Task to complete:
Can you copy out every line of the records below, keeping each character unchanged?

Entries shown:
◇ ◇ ◇
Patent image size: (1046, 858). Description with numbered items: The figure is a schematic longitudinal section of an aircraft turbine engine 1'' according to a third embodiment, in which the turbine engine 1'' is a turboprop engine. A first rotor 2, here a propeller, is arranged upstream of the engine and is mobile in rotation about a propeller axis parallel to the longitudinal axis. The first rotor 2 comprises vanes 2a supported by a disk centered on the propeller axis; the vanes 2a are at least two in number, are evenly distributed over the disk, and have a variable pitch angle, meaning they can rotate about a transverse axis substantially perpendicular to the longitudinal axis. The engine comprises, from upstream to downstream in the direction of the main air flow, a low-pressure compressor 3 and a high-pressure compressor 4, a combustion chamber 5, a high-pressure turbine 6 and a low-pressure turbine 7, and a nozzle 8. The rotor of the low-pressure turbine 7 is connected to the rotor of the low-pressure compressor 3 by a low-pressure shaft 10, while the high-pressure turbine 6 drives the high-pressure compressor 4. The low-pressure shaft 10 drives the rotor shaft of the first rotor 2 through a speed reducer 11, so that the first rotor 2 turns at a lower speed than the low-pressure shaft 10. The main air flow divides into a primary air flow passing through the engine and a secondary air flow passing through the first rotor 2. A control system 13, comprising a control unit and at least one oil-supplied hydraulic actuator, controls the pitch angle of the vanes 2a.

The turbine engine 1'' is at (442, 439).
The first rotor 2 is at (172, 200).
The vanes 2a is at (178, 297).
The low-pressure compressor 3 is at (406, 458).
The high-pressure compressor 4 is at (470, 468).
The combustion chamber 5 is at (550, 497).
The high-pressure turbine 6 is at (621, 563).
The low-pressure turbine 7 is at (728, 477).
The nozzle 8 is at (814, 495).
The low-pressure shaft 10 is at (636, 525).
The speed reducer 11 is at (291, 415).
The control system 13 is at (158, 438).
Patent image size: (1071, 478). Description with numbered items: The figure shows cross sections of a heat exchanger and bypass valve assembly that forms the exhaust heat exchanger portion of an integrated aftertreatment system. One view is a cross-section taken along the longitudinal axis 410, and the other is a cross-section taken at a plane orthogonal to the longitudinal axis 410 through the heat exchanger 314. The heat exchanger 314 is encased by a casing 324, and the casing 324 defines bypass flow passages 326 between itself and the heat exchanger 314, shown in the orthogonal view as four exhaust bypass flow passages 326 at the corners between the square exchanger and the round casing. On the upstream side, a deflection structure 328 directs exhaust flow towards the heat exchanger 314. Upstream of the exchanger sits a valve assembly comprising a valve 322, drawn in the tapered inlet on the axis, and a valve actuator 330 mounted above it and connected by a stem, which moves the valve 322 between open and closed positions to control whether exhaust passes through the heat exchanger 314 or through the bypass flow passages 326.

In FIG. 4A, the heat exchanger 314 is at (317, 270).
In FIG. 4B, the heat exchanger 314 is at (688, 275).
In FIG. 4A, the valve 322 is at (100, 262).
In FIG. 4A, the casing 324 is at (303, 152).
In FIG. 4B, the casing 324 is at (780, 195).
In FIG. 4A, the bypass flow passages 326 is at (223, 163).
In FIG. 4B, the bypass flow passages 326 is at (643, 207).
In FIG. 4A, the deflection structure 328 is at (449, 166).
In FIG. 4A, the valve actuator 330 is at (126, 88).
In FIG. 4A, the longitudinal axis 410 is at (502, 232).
◇ ◇ ◇
The response:
Patent image size: (1046, 858). Description with numbered items: The figure is a schematic longitudinal section of an aircraft turbine engine 1'' according to a third embodiment, in which the turbine engine 1'' is a turboprop engine. A first rotor 2, here a propeller, is arranged upstream of the engine and is mobile in rotation about a propeller axis parallel to the longitudinal axis. The first rotor 2 comprises vanes 2a supported by a disk centered on the propeller axis; the vanes 2a are at least two in number, are evenly distributed over the disk, and have a variable pitch angle, meaning they can rotate about a transverse axis substantially perpendicular to the longitudinal axis. The engine comprises, from upstream to downstream in the direction of the main air flow, a low-pressure compressor 3 and a high-pressure compressor 4, a combustion chamber 5, a high-pressure turbine 6 and a low-pressure turbine 7, and a nozzle 8. The rotor of the low-pressure turbine 7 is connected to the rotor of the low-pressure compressor 3 by a low-pressure shaft 10, while the high-pressure turbine 6 drives the high-pressure compressor 4. The low-pressure shaft 10 drives the rotor shaft of the first rotor 2 through a speed reducer 11, so that the first rotor 2 turns at a lower speed than the low-pressure shaft 10. The main air flow divides into a primary air flow passing through the engine and a secondary air flow passing through the first rotor 2. A control system 13, comprising a control unit and at least one oil-supplied hydraulic actuator, controls the pitch angle of the vanes 2a.

The turbine engine 1'' is at (442, 439).
The first rotor 2 is at (172, 200).
The vanes 2a is at (178, 297).
The low-pressure compressor 3 is at (406, 458).
The high-pressure compressor 4 is at (470, 468).
The combustion chamber 5 is at (550, 497).
The high-pressure turbine 6 is at (621, 563).
The low-pressure turbine 7 is at (728, 477).
The nozzle 8 is at (814, 495).
The low-pressure shaft 10 is at (636, 525).
The speed reducer 11 is at (291, 415).
The control system 13 is at (158, 438).
Patent image size: (1071, 478). Description with numbered items: The figure shows cross sections of a heat exchanger and bypass valve assembly that forms the exhaust heat exchanger portion of an integrated aftertreatment system. One view is a cross-section taken along the longitudinal axis 410, and the other is a cross-section taken at a plane orthogonal to the longitudinal axis 410 through the heat exchanger 314. The heat exchanger 314 is encased by a casing 324, and the casing 324 defines bypass flow passages 326 between itself and the heat exchanger 314, shown in the orthogonal view as four exhaust bypass flow passages 326 at the corners between the square exchanger and the round casing. On the upstream side, a deflection structure 328 directs exhaust flow towards the heat exchanger 314. Upstream of the exchanger sits a valve assembly comprising a valve 322, drawn in the tapered inlet on the axis, and a valve actuator 330 mounted above it and connected by a stem, which moves the valve 322 between open and closed positions to control whether exhaust passes through the heat exchanger 314 or through the bypass flow passages 326.

In FIG. 4A, the heat exchanger 314 is at (317, 270).
In FIG. 4B, the heat exchanger 314 is at (688, 275).
In FIG. 4A, the valve 322 is at (100, 262).
In FIG. 4A, the casing 324 is at (303, 152).
In FIG. 4B, the casing 324 is at (780, 195).
In FIG. 4A, the bypass flow passages 326 is at (223, 163).
In FIG. 4B, the bypass flow passages 326 is at (643, 207).
In FIG. 4A, the deflection structure 328 is at (449, 166).
In FIG. 4A, the valve actuator 330 is at (126, 88).
In FIG. 4A, the longitudinal axis 410 is at (502, 232).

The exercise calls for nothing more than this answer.